• GOAL:
For the copy, please give all of the data again exactly and leave the pictures out.

━━ MATERIALS PROVIDED ━━

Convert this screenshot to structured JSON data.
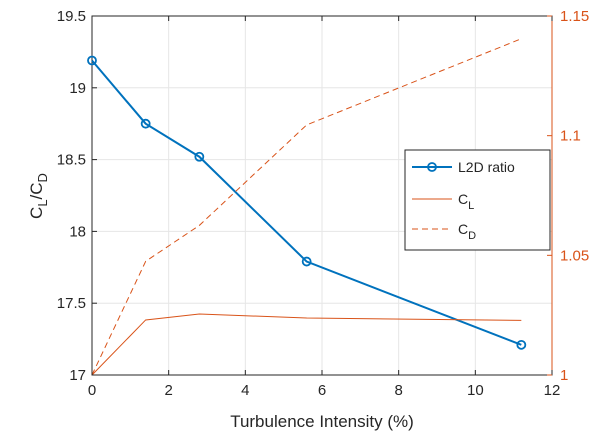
{
  "chart_data": {
    "type": "line",
    "xlabel": "Turbulence Intensity (%)",
    "ylabel_left": {
      "main": "C",
      "sub1": "L",
      "mid": "/C",
      "sub2": "D"
    },
    "xlim": [
      0,
      12
    ],
    "x_ticks": [
      0,
      2,
      4,
      6,
      8,
      10,
      12
    ],
    "ylim_left": [
      17,
      19.5
    ],
    "y_ticks_left": [
      17,
      17.5,
      18,
      18.5,
      19,
      19.5
    ],
    "y_ticks_left_labels": [
      "17",
      "17.5",
      "18",
      "18.5",
      "19",
      "19.5"
    ],
    "ylim_right": [
      1,
      1.15
    ],
    "y_ticks_right": [
      1,
      1.05,
      1.1,
      1.15
    ],
    "y_ticks_right_labels": [
      "1",
      "1.05",
      "1.1",
      "1.15"
    ],
    "grid": true,
    "legend_position": "middle-right",
    "series": [
      {
        "name": "L2D ratio",
        "legend_main": "L2D ratio",
        "legend_sub": "",
        "axis": "left",
        "color": "#0072BD",
        "style": "solid-marker-o",
        "x": [
          0,
          1.4,
          2.8,
          5.6,
          11.2
        ],
        "y": [
          19.19,
          18.75,
          18.52,
          17.79,
          17.21
        ]
      },
      {
        "name": "C_L",
        "legend_main": "C",
        "legend_sub": "L",
        "axis": "right",
        "color": "#D95319",
        "style": "solid",
        "x": [
          0,
          1.4,
          2.8,
          5.6,
          11.2
        ],
        "y": [
          1.0,
          1.023,
          1.0255,
          1.0238,
          1.0228
        ]
      },
      {
        "name": "C_D",
        "legend_main": "C",
        "legend_sub": "D",
        "axis": "right",
        "color": "#D95319",
        "style": "dashed",
        "x": [
          0,
          1.4,
          2.8,
          5.6,
          11.2
        ],
        "y": [
          1.0,
          1.0475,
          1.0625,
          1.1045,
          1.1405
        ]
      }
    ]
  }
}
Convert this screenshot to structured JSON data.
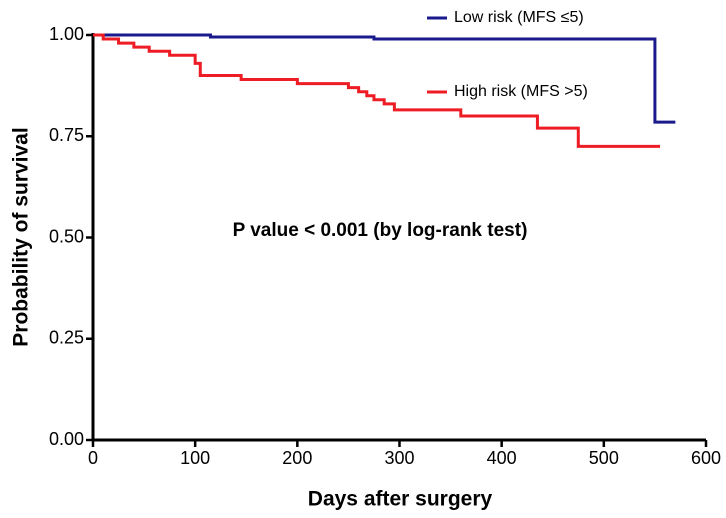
{
  "chart_data": {
    "type": "step",
    "xlabel": "Days after surgery",
    "ylabel": "Probability of survival",
    "annotation": "P value < 0.001 (by log-rank test)",
    "xlim": [
      0,
      600
    ],
    "ylim": [
      0,
      1
    ],
    "xticks": [
      0,
      100,
      200,
      300,
      400,
      500,
      600
    ],
    "yticks": [
      {
        "value": 0,
        "label": "0.00"
      },
      {
        "value": 0.25,
        "label": "0.25"
      },
      {
        "value": 0.5,
        "label": "0.50"
      },
      {
        "value": 0.75,
        "label": "0.75"
      },
      {
        "value": 1,
        "label": "1.00"
      }
    ],
    "series": [
      {
        "name": "Low risk (MFS ≤5)",
        "color": "#1a1a8c",
        "x": [
          0,
          115,
          275,
          550,
          570
        ],
        "values": [
          1.0,
          0.995,
          0.99,
          0.785,
          0.785
        ]
      },
      {
        "name": "High risk (MFS >5)",
        "color": "#ee1c24",
        "x": [
          0,
          10,
          25,
          40,
          55,
          75,
          100,
          105,
          145,
          200,
          250,
          260,
          268,
          275,
          285,
          295,
          360,
          435,
          475,
          555
        ],
        "values": [
          1.0,
          0.99,
          0.98,
          0.97,
          0.96,
          0.95,
          0.93,
          0.9,
          0.89,
          0.88,
          0.87,
          0.86,
          0.85,
          0.84,
          0.83,
          0.815,
          0.8,
          0.77,
          0.725,
          0.725
        ]
      }
    ]
  }
}
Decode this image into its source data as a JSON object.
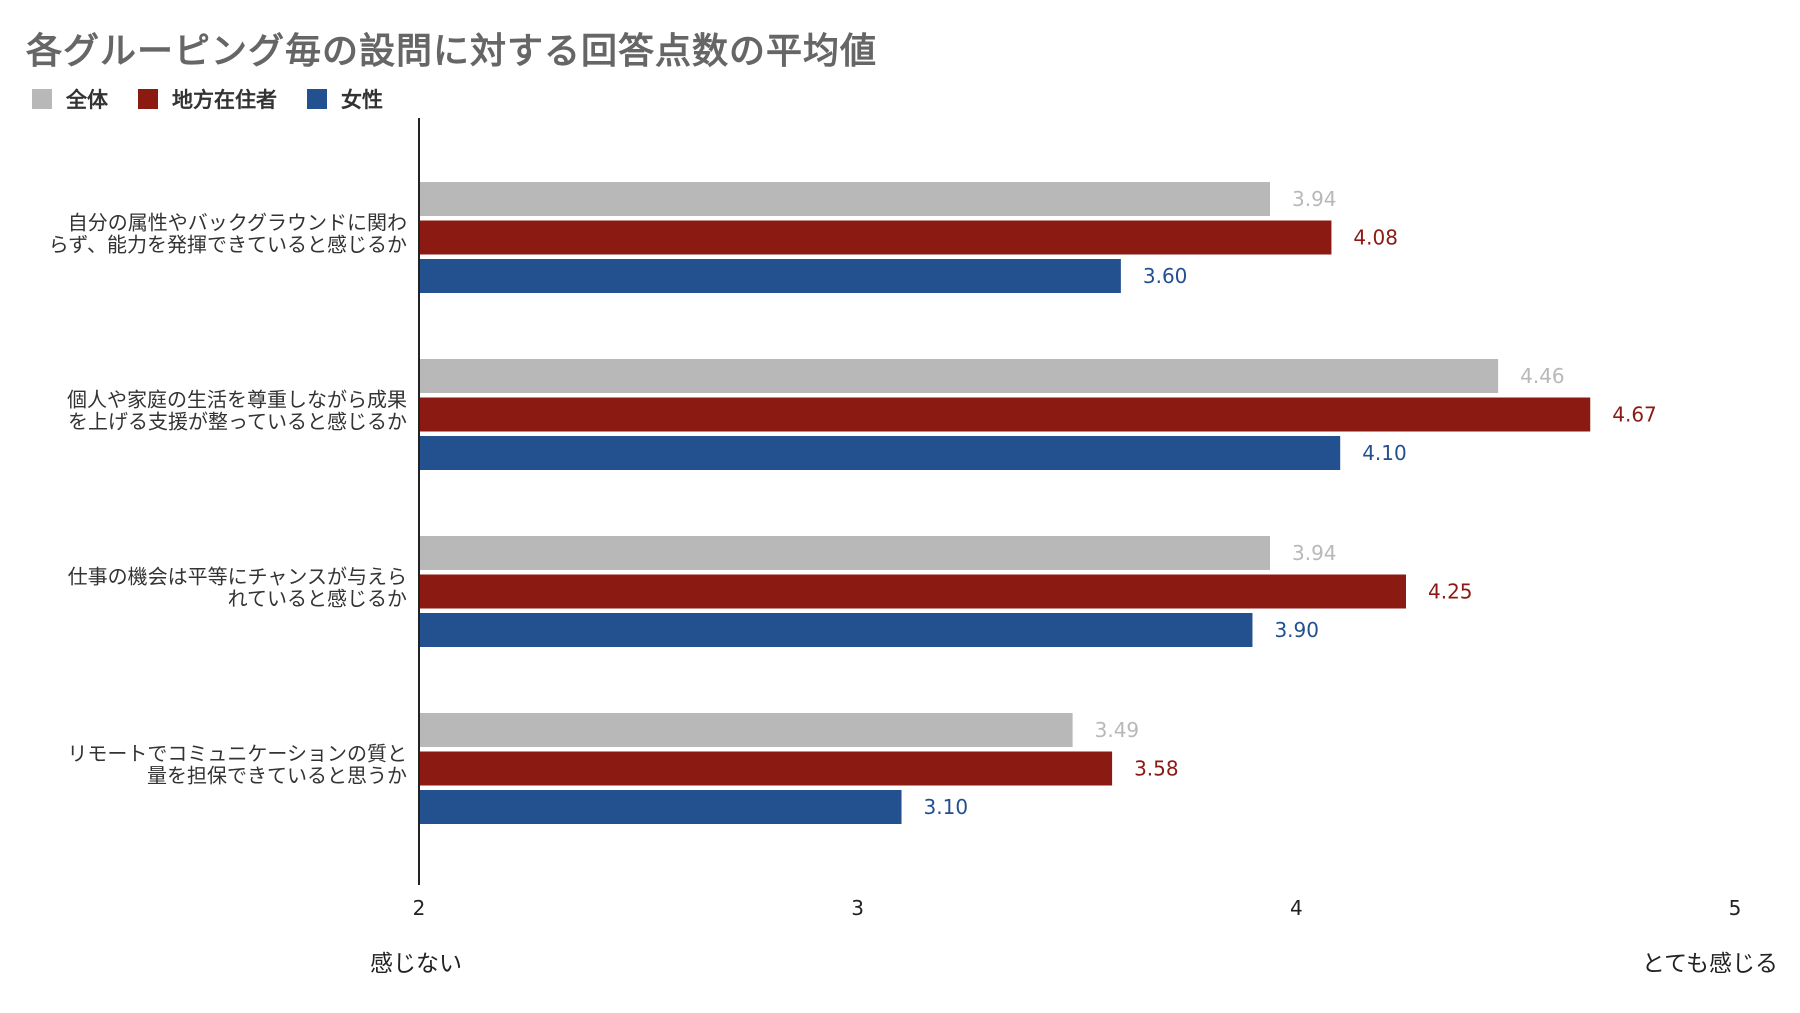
{
  "colors": {
    "all": "#b8b8b8",
    "regional": "#8b1a13",
    "female": "#23508f",
    "title": "#666666",
    "axis": "#222222"
  },
  "legend": [
    {
      "label": "全体",
      "color": "#b8b8b8"
    },
    {
      "label": "地方在住者",
      "color": "#8b1a13"
    },
    {
      "label": "女性",
      "color": "#23508f"
    }
  ],
  "axis_ends": {
    "left": "感じない",
    "right": "とても感じる"
  },
  "chart_data": {
    "type": "bar",
    "orientation": "horizontal",
    "title": "各グルーピング毎の設問に対する回答点数の平均値",
    "categories": [
      [
        "自分の属性やバックグラウンドに関わ",
        "らず、能力を発揮できていると感じるか"
      ],
      [
        "個人や家庭の生活を尊重しながら成果",
        "を上げる支援が整っていると感じるか"
      ],
      [
        "仕事の機会は平等にチャンスが与えら",
        "れていると感じるか"
      ],
      [
        "リモートでコミュニケーションの質と",
        "量を担保できていると思うか"
      ]
    ],
    "series": [
      {
        "name": "全体",
        "color": "#b8b8b8",
        "values": [
          3.94,
          4.46,
          3.94,
          3.49
        ],
        "labels": [
          "3.94",
          "4.46",
          "3.94",
          "3.49"
        ]
      },
      {
        "name": "地方在住者",
        "color": "#8b1a13",
        "values": [
          4.08,
          4.67,
          4.25,
          3.58
        ],
        "labels": [
          "4.08",
          "4.67",
          "4.25",
          "3.58"
        ]
      },
      {
        "name": "女性",
        "color": "#23508f",
        "values": [
          3.6,
          4.1,
          3.9,
          3.1
        ],
        "labels": [
          "3.60",
          "4.10",
          "3.90",
          "3.10"
        ]
      }
    ],
    "xlim": [
      2,
      5
    ],
    "xticks": [
      "2",
      "3",
      "4",
      "5"
    ],
    "grid": false,
    "legend_position": "top-left"
  }
}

━━━

• EXPECTED OUTPUT:
Convert this screenshot to structured JSON data.
{
  "chart_data": {
    "type": "line",
    "xlabel": "Turbulence Intensity (%)",
    "ylabel_left": {
      "main": "C",
      "sub1": "L",
      "mid": "/C",
      "sub2": "D"
    },
    "xlim": [
      0,
      12
    ],
    "x_ticks": [
      0,
      2,
      4,
      6,
      8,
      10,
      12
    ],
    "ylim_left": [
      17,
      19.5
    ],
    "y_ticks_left": [
      17,
      17.5,
      18,
      18.5,
      19,
      19.5
    ],
    "y_ticks_left_labels": [
      "17",
      "17.5",
      "18",
      "18.5",
      "19",
      "19.5"
    ],
    "ylim_right": [
      1,
      1.15
    ],
    "y_ticks_right": [
      1,
      1.05,
      1.1,
      1.15
    ],
    "y_ticks_right_labels": [
      "1",
      "1.05",
      "1.1",
      "1.15"
    ],
    "grid": true,
    "legend_position": "middle-right",
    "series": [
      {
        "name": "L2D ratio",
        "legend_main": "L2D ratio",
        "legend_sub": "",
        "axis": "left",
        "color": "#0072BD",
        "style": "solid-marker-o",
        "x": [
          0,
          1.4,
          2.8,
          5.6,
          11.2
        ],
        "y": [
          19.19,
          18.75,
          18.52,
          17.79,
          17.21
        ]
      },
      {
        "name": "C_L",
        "legend_main": "C",
        "legend_sub": "L",
        "axis": "right",
        "color": "#D95319",
        "style": "solid",
        "x": [
          0,
          1.4,
          2.8,
          5.6,
          11.2
        ],
        "y": [
          1.0,
          1.023,
          1.0255,
          1.0238,
          1.0228
        ]
      },
      {
        "name": "C_D",
        "legend_main": "C",
        "legend_sub": "D",
        "axis": "right",
        "color": "#D95319",
        "style": "dashed",
        "x": [
          0,
          1.4,
          2.8,
          5.6,
          11.2
        ],
        "y": [
          1.0,
          1.0475,
          1.0625,
          1.1045,
          1.1405
        ]
      }
    ]
  }
}
Convert this screenshot to structured JSON data.
{
  "chart_data": {
    "type": "step",
    "xlabel": "Days after surgery",
    "ylabel": "Probability of survival",
    "annotation": "P value < 0.001 (by log-rank test)",
    "xlim": [
      0,
      600
    ],
    "ylim": [
      0,
      1
    ],
    "xticks": [
      0,
      100,
      200,
      300,
      400,
      500,
      600
    ],
    "yticks": [
      {
        "value": 0,
        "label": "0.00"
      },
      {
        "value": 0.25,
        "label": "0.25"
      },
      {
        "value": 0.5,
        "label": "0.50"
      },
      {
        "value": 0.75,
        "label": "0.75"
      },
      {
        "value": 1,
        "label": "1.00"
      }
    ],
    "series": [
      {
        "name": "Low risk (MFS ≤5)",
        "color": "#1a1a8c",
        "x": [
          0,
          115,
          275,
          550,
          570
        ],
        "values": [
          1.0,
          0.995,
          0.99,
          0.785,
          0.785
        ]
      },
      {
        "name": "High risk (MFS >5)",
        "color": "#ee1c24",
        "x": [
          0,
          10,
          25,
          40,
          55,
          75,
          100,
          105,
          145,
          200,
          250,
          260,
          268,
          275,
          285,
          295,
          360,
          435,
          475,
          555
        ],
        "values": [
          1.0,
          0.99,
          0.98,
          0.97,
          0.96,
          0.95,
          0.93,
          0.9,
          0.89,
          0.88,
          0.87,
          0.86,
          0.85,
          0.84,
          0.83,
          0.815,
          0.8,
          0.77,
          0.725,
          0.725
        ]
      }
    ]
  }
}
Decode this image into its source data as a JSON object.
{
  "colors": {
    "all": "#b8b8b8",
    "regional": "#8b1a13",
    "female": "#23508f",
    "title": "#666666",
    "axis": "#222222"
  },
  "legend": [
    {
      "label": "全体",
      "color": "#b8b8b8"
    },
    {
      "label": "地方在住者",
      "color": "#8b1a13"
    },
    {
      "label": "女性",
      "color": "#23508f"
    }
  ],
  "axis_ends": {
    "left": "感じない",
    "right": "とても感じる"
  },
  "chart_data": {
    "type": "bar",
    "orientation": "horizontal",
    "title": "各グルーピング毎の設問に対する回答点数の平均値",
    "categories": [
      [
        "自分の属性やバックグラウンドに関わ",
        "らず、能力を発揮できていると感じるか"
      ],
      [
        "個人や家庭の生活を尊重しながら成果",
        "を上げる支援が整っていると感じるか"
      ],
      [
        "仕事の機会は平等にチャンスが与えら",
        "れていると感じるか"
      ],
      [
        "リモートでコミュニケーションの質と",
        "量を担保できていると思うか"
      ]
    ],
    "series": [
      {
        "name": "全体",
        "color": "#b8b8b8",
        "values": [
          3.94,
          4.46,
          3.94,
          3.49
        ],
        "labels": [
          "3.94",
          "4.46",
          "3.94",
          "3.49"
        ]
      },
      {
        "name": "地方在住者",
        "color": "#8b1a13",
        "values": [
          4.08,
          4.67,
          4.25,
          3.58
        ],
        "labels": [
          "4.08",
          "4.67",
          "4.25",
          "3.58"
        ]
      },
      {
        "name": "女性",
        "color": "#23508f",
        "values": [
          3.6,
          4.1,
          3.9,
          3.1
        ],
        "labels": [
          "3.60",
          "4.10",
          "3.90",
          "3.10"
        ]
      }
    ],
    "xlim": [
      2,
      5
    ],
    "xticks": [
      "2",
      "3",
      "4",
      "5"
    ],
    "grid": false,
    "legend_position": "top-left"
  }
}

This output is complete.